> TASK INSTRUCTIONS: Please transcribe the records precisely; pictures stay out of your copy.

-------

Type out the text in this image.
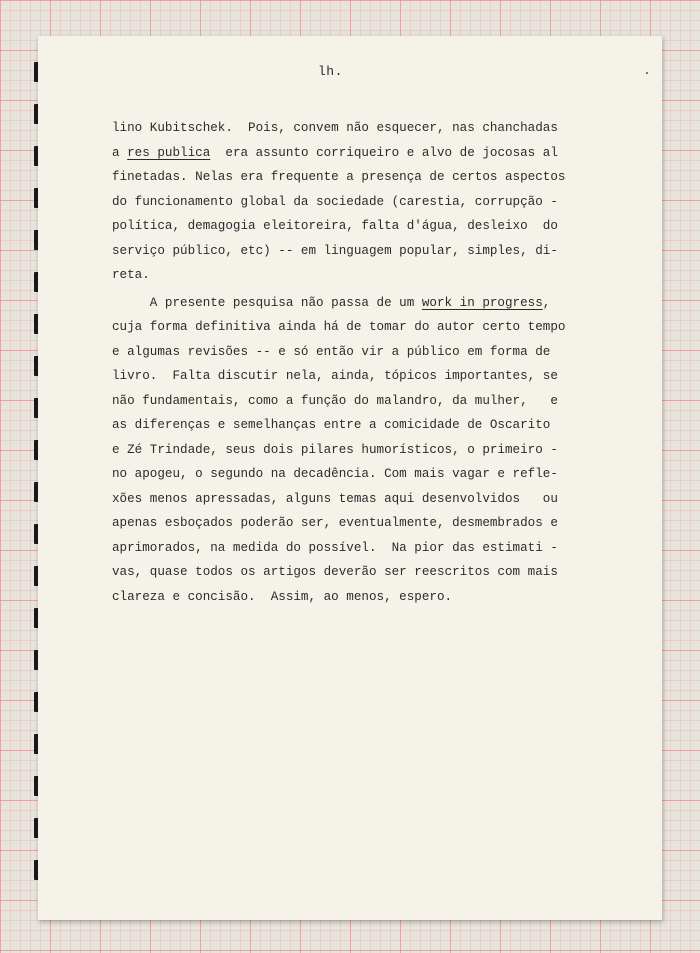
lh.
lino Kubitschek.  Pois, convem não esquecer, nas chanchadas
a res publica  era assunto corriqueiro e alvo de jocosas al
finetadas. Nelas era frequente a presença de certos aspectos
do funcionamento global da sociedade (carestia, corrupção -
política, demagogia eleitoreira, falta d'água, desleixo  do
serviço público, etc) -- em linguagem popular, simples, di-
reta.
A presente pesquisa não passa de um work in progress,
cuja forma definitiva ainda há de tomar do autor certo tempo
e algumas revisões -- e só então vir a público em forma de
livro.  Falta discutir nela, ainda, tópicos importantes, se
não fundamentais, como a função do malandro, da mulher,   e
as diferenças e semelhanças entre a comicidade de Oscarito
e Zé Trindade, seus dois pilares humorísticos, o primeiro -
no apogeu, o segundo na decadência. Com mais vagar e refle-
xões menos apressadas, alguns temas aqui desenvolvidos   ou
apenas esboçados poderão ser, eventualmente, desmembrados e
aprimorados, na medida do possível.  Na pior das estimati -
vas, quase todos os artigos deverão ser reescritos com mais
clareza e concisão.  Assim, ao menos, espero.
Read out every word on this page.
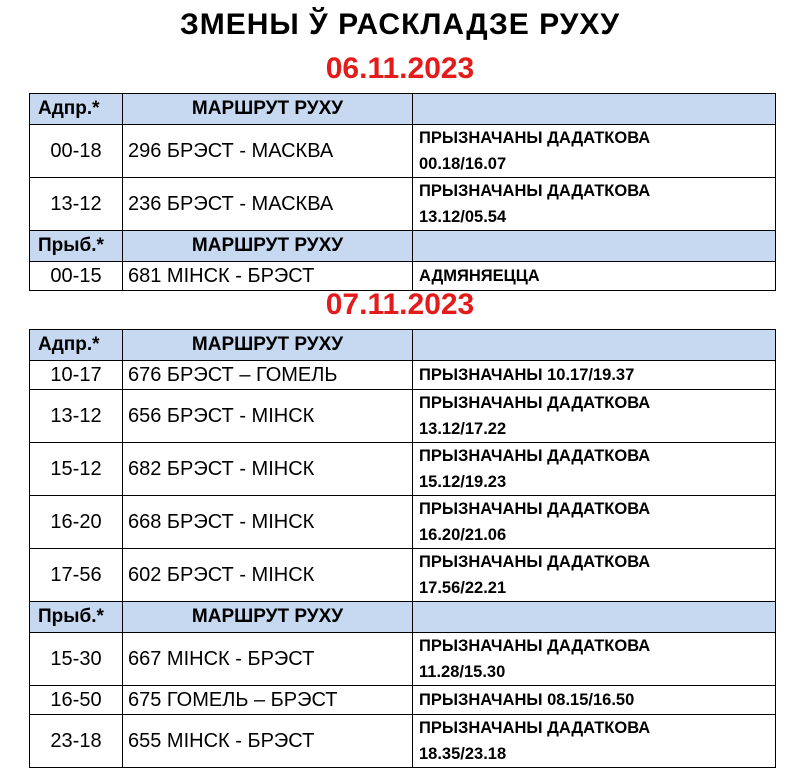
ЗМЕНЫ Ў РАСКЛАДЗЕ РУХУ
06.11.2023
Адпр.*	МАРШРУТ РУХУ	
00-18	296 БРЭСТ - МАСКВА	ПРЫЗНАЧАНЫ ДАДАТКОВА
00.18/16.07
13-12	236 БРЭСТ - МАСКВА	ПРЫЗНАЧАНЫ ДАДАТКОВА
13.12/05.54
Прыб.*	МАРШРУТ РУХУ	
00-15	681 МІНСК - БРЭСТ	АДМЯНЯЕЦЦА
07.11.2023
Адпр.*	МАРШРУТ РУХУ	
10-17	676 БРЭСТ – ГОМЕЛЬ	ПРЫЗНАЧАНЫ 10.17/19.37
13-12	656 БРЭСТ - МІНСК	ПРЫЗНАЧАНЫ ДАДАТКОВА
13.12/17.22
15-12	682 БРЭСТ - МІНСК	ПРЫЗНАЧАНЫ ДАДАТКОВА
15.12/19.23
16-20	668 БРЭСТ - МІНСК	ПРЫЗНАЧАНЫ ДАДАТКОВА
16.20/21.06
17-56	602 БРЭСТ - МІНСК	ПРЫЗНАЧАНЫ ДАДАТКОВА
17.56/22.21
Прыб.*	МАРШРУТ РУХУ	
15-30	667 МІНСК - БРЭСТ	ПРЫЗНАЧАНЫ ДАДАТКОВА
11.28/15.30
16-50	675 ГОМЕЛЬ – БРЭСТ	ПРЫЗНАЧАНЫ 08.15/16.50
23-18	655 МІНСК - БРЭСТ	ПРЫЗНАЧАНЫ ДАДАТКОВА
18.35/23.18
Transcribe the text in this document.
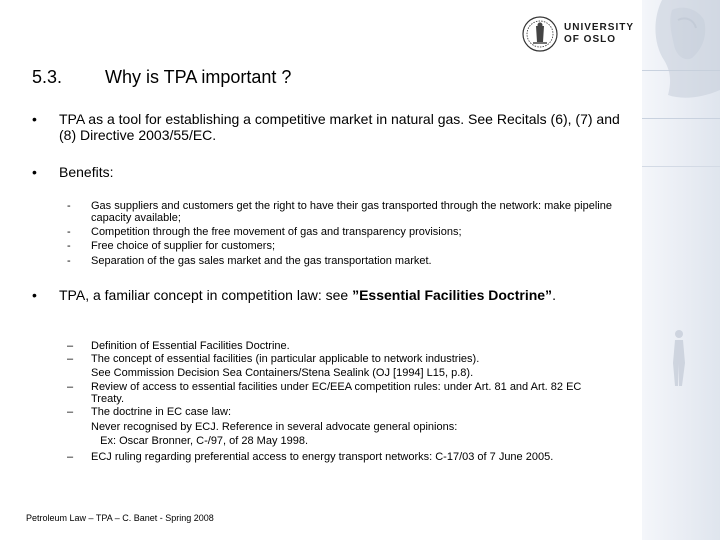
UNIVERSITY
OF OSLO
5.3. Why is TPA important ?
• TPA as a tool for establishing a competitive market in natural gas. See Recitals (6), (7) and (8) Directive 2003/55/EC.
• Benefits:
- Gas suppliers and customers get the right to have their gas transported through the network: make pipeline capacity available;
- Competition through the free movement of gas and transparency provisions;
- Free choice of supplier for customers;
- Separation of the gas sales market and the gas transportation market.
• TPA, a familiar concept in competition law: see ”Essential Facilities Doctrine”.
– Definition of Essential Facilities Doctrine.
– The concept of essential facilities (in particular applicable to network industries).
See Commission Decision Sea Containers/Stena Sealink (OJ [1994] L15, p.8).
– Review of access to essential facilities under EC/EEA competition rules: under Art. 81 and Art. 82 EC Treaty.
– The doctrine in EC case law:
Never recognised by ECJ. Reference in several advocate general opinions:
Ex: Oscar Bronner, C-/97, of 28 May 1998.
– ECJ ruling regarding preferential access to energy transport networks: C-17/03 of 7 June 2005.
Petroleum Law – TPA – C. Banet - Spring 2008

-------

> WRITTEN SOLUTION:
Type out the text in this image.
lh.
lino Kubitschek.  Pois, convem não esquecer, nas chanchadas
a res publica  era assunto corriqueiro e alvo de jocosas al
finetadas. Nelas era frequente a presença de certos aspectos
do funcionamento global da sociedade (carestia, corrupção -
política, demagogia eleitoreira, falta d'água, desleixo  do
serviço público, etc) -- em linguagem popular, simples, di-
reta.
A presente pesquisa não passa de um work in progress,
cuja forma definitiva ainda há de tomar do autor certo tempo
e algumas revisões -- e só então vir a público em forma de
livro.  Falta discutir nela, ainda, tópicos importantes, se
não fundamentais, como a função do malandro, da mulher,   e
as diferenças e semelhanças entre a comicidade de Oscarito
e Zé Trindade, seus dois pilares humorísticos, o primeiro -
no apogeu, o segundo na decadência. Com mais vagar e refle-
xões menos apressadas, alguns temas aqui desenvolvidos   ou
apenas esboçados poderão ser, eventualmente, desmembrados e
aprimorados, na medida do possível.  Na pior das estimati -
vas, quase todos os artigos deverão ser reescritos com mais
clareza e concisão.  Assim, ao menos, espero.
Read out every word on this page.
ЗМЕНЫ Ў РАСКЛАДЗЕ РУХУ
06.11.2023
Адпр.*	МАРШРУТ РУХУ	
00-18	296 БРЭСТ - МАСКВА	ПРЫЗНАЧАНЫ ДАДАТКОВА
00.18/16.07
13-12	236 БРЭСТ - МАСКВА	ПРЫЗНАЧАНЫ ДАДАТКОВА
13.12/05.54
Прыб.*	МАРШРУТ РУХУ	
00-15	681 МІНСК - БРЭСТ	АДМЯНЯЕЦЦА
07.11.2023
Адпр.*	МАРШРУТ РУХУ	
10-17	676 БРЭСТ – ГОМЕЛЬ	ПРЫЗНАЧАНЫ 10.17/19.37
13-12	656 БРЭСТ - МІНСК	ПРЫЗНАЧАНЫ ДАДАТКОВА
13.12/17.22
15-12	682 БРЭСТ - МІНСК	ПРЫЗНАЧАНЫ ДАДАТКОВА
15.12/19.23
16-20	668 БРЭСТ - МІНСК	ПРЫЗНАЧАНЫ ДАДАТКОВА
16.20/21.06
17-56	602 БРЭСТ - МІНСК	ПРЫЗНАЧАНЫ ДАДАТКОВА
17.56/22.21
Прыб.*	МАРШРУТ РУХУ	
15-30	667 МІНСК - БРЭСТ	ПРЫЗНАЧАНЫ ДАДАТКОВА
11.28/15.30
16-50	675 ГОМЕЛЬ – БРЭСТ	ПРЫЗНАЧАНЫ 08.15/16.50
23-18	655 МІНСК - БРЭСТ	ПРЫЗНАЧАНЫ ДАДАТКОВА
18.35/23.18
Transcribe the text in this document.
UNIVERSITY
OF OSLO
5.3. Why is TPA important ?
• TPA as a tool for establishing a competitive market in natural gas. See Recitals (6), (7) and (8) Directive 2003/55/EC.
• Benefits:
- Gas suppliers and customers get the right to have their gas transported through the network: make pipeline capacity available;
- Competition through the free movement of gas and transparency provisions;
- Free choice of supplier for customers;
- Separation of the gas sales market and the gas transportation market.
• TPA, a familiar concept in competition law: see ”Essential Facilities Doctrine”.
– Definition of Essential Facilities Doctrine.
– The concept of essential facilities (in particular applicable to network industries).
See Commission Decision Sea Containers/Stena Sealink (OJ [1994] L15, p.8).
– Review of access to essential facilities under EC/EEA competition rules: under Art. 81 and Art. 82 EC Treaty.
– The doctrine in EC case law:
Never recognised by ECJ. Reference in several advocate general opinions:
Ex: Oscar Bronner, C-/97, of 28 May 1998.
– ECJ ruling regarding preferential access to energy transport networks: C-17/03 of 7 June 2005.
Petroleum Law – TPA – C. Banet - Spring 2008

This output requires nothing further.